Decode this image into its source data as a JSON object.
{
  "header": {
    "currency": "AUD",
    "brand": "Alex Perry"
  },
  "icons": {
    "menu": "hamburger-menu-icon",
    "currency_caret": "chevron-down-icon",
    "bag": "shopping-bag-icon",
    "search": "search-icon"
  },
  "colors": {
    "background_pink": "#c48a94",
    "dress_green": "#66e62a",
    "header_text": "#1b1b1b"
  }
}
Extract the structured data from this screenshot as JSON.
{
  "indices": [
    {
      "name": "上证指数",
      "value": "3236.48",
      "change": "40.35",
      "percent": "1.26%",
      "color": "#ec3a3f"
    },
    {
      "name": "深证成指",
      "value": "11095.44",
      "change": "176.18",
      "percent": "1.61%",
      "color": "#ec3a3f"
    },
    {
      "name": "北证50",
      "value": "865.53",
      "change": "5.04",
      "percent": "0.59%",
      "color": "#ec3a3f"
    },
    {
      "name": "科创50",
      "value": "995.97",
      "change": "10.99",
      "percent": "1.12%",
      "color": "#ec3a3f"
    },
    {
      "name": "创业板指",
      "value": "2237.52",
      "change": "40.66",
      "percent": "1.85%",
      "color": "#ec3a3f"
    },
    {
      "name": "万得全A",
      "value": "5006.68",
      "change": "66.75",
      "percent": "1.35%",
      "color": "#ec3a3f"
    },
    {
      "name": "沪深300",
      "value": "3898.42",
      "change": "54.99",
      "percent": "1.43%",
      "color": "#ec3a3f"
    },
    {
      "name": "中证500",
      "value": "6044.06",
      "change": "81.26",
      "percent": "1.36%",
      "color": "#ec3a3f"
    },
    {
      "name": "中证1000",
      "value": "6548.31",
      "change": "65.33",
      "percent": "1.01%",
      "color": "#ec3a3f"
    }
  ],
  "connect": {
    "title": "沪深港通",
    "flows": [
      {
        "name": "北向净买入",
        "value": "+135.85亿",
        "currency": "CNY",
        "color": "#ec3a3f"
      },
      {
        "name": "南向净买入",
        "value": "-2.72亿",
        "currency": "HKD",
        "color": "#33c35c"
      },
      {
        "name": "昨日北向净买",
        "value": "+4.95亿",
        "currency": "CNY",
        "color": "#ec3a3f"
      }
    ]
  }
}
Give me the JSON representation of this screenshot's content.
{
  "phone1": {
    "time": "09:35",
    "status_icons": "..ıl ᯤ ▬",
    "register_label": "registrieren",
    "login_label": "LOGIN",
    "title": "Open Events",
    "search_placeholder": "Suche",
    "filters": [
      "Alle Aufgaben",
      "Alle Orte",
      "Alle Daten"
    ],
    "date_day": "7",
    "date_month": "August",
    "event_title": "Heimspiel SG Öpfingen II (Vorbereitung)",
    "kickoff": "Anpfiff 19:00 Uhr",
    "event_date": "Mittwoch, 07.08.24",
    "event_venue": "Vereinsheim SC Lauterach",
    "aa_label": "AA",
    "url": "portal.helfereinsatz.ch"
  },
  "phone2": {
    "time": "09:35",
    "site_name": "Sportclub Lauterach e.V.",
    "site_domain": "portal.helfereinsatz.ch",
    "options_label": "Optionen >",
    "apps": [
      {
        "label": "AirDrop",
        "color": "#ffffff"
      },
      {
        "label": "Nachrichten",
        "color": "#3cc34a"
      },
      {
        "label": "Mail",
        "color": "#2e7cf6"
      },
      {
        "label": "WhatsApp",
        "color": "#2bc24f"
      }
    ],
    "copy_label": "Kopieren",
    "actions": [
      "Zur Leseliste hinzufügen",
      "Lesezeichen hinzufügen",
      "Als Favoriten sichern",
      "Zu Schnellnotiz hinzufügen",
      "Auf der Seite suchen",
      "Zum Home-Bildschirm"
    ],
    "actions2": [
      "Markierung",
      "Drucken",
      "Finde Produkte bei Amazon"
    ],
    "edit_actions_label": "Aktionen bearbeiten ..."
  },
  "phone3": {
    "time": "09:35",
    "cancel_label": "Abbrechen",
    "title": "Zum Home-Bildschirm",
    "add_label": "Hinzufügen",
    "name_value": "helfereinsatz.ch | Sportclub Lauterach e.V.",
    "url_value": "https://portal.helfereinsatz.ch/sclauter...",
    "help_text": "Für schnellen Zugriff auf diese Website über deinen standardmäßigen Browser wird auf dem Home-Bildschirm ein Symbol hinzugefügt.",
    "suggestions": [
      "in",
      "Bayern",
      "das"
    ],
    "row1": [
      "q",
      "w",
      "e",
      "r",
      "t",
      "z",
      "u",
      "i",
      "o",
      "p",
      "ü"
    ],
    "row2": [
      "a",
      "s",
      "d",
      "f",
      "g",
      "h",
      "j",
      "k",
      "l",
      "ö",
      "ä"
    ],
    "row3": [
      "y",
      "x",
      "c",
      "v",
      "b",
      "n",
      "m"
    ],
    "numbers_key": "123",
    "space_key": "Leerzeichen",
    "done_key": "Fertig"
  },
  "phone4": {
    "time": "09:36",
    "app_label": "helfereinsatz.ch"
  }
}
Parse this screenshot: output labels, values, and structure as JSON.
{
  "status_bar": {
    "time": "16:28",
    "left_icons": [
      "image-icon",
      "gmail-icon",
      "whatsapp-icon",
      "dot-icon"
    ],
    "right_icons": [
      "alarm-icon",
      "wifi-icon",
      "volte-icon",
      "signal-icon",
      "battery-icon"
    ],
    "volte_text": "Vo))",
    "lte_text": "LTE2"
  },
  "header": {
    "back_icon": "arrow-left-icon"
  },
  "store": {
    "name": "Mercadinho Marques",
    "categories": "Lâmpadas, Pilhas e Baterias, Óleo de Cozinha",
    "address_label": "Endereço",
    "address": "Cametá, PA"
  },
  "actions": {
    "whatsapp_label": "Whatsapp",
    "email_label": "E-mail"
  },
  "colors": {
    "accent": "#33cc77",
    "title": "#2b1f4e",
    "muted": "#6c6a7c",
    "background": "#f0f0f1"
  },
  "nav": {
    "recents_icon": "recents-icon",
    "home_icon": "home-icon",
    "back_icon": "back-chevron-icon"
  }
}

--------------------------------

*Exercise task*. Among the entries above, how many lines include the word "screenshot"? Give the number with no comment.

*Result of the exercise*. 3